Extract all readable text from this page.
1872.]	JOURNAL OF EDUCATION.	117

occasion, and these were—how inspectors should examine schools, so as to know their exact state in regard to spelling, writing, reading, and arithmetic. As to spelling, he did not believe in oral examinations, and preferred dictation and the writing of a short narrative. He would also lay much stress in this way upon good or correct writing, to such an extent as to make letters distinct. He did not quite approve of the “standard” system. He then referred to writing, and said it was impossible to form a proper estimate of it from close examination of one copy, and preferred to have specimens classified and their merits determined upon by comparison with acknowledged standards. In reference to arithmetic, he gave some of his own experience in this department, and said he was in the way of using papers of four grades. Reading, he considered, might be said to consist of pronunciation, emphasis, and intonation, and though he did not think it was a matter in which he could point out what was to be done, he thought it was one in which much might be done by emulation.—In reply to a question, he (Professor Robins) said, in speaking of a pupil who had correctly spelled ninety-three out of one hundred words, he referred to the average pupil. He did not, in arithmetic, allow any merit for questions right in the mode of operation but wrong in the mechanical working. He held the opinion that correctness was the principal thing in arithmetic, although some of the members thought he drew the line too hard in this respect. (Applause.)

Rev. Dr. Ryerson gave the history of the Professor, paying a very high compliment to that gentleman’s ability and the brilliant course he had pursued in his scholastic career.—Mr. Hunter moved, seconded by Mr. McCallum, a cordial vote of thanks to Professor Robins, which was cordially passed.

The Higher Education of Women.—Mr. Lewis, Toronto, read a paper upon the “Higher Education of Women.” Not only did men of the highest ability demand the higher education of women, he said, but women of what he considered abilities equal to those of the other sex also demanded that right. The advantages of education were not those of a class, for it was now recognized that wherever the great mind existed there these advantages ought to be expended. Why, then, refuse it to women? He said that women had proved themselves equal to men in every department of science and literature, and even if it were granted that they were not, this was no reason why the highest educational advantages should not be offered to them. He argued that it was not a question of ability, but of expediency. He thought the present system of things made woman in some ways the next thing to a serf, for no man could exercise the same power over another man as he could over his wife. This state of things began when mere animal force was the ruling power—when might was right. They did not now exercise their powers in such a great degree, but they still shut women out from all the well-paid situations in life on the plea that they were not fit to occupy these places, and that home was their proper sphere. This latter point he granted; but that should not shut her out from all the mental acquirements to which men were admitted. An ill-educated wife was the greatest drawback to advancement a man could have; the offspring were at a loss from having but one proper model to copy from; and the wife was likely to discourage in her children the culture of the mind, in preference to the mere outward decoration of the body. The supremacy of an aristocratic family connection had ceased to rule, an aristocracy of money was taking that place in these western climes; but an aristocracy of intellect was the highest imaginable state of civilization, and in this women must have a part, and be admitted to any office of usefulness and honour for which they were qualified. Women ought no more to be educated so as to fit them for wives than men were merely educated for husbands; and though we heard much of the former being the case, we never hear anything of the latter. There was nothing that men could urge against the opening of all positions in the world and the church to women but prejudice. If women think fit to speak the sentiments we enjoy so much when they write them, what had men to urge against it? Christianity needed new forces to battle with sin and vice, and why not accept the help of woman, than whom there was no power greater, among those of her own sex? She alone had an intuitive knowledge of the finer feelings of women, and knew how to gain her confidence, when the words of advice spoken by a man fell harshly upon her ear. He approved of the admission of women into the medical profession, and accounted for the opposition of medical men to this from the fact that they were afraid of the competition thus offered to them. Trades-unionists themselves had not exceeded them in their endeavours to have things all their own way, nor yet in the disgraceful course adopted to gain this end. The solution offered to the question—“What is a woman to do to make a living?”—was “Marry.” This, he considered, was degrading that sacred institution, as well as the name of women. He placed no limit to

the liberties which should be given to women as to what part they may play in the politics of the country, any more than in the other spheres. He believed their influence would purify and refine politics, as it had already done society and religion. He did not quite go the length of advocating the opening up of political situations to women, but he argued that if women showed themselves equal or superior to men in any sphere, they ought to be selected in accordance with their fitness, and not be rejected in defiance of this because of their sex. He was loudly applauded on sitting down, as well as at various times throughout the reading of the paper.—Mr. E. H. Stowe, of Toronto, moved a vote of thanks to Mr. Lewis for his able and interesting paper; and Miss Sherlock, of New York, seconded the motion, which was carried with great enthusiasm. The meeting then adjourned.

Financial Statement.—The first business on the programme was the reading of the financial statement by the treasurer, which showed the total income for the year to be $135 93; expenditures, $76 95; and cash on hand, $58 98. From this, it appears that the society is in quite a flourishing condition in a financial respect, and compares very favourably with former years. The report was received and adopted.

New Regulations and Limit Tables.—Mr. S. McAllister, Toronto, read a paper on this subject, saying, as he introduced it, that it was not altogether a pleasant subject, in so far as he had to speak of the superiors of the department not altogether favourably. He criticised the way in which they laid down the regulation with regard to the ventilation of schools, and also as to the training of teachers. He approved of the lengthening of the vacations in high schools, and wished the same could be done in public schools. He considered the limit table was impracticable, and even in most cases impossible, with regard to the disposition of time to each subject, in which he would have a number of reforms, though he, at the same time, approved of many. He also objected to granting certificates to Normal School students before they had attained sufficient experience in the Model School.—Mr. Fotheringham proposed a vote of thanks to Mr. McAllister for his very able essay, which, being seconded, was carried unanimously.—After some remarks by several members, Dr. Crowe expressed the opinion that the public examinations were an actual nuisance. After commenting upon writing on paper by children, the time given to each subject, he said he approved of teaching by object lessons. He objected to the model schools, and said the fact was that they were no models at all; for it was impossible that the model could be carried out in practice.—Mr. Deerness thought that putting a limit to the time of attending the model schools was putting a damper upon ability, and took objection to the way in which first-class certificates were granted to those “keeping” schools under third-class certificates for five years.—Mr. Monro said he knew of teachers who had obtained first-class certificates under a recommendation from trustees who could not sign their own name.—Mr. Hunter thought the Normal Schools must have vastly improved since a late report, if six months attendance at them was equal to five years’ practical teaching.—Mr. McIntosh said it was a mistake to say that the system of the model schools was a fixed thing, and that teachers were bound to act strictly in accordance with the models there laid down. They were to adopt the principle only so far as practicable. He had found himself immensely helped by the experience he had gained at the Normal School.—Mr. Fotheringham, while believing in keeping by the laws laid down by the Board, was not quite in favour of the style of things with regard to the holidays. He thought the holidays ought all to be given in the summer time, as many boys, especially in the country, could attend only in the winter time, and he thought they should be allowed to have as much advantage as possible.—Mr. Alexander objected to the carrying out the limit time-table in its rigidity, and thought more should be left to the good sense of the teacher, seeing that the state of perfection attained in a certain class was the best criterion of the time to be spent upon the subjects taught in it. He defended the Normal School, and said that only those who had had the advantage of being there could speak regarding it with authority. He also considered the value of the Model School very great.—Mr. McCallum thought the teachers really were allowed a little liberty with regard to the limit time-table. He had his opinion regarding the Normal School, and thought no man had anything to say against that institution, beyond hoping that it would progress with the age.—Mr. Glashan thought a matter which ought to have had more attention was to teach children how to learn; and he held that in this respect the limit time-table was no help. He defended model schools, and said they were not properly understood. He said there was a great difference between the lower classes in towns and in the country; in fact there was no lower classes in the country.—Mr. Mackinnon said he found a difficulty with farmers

> **TASK STATEMENT**
Figure out how many lines of the data above include "Robins", then give the number and nothing more.

> **CORRECT ANSWER**
2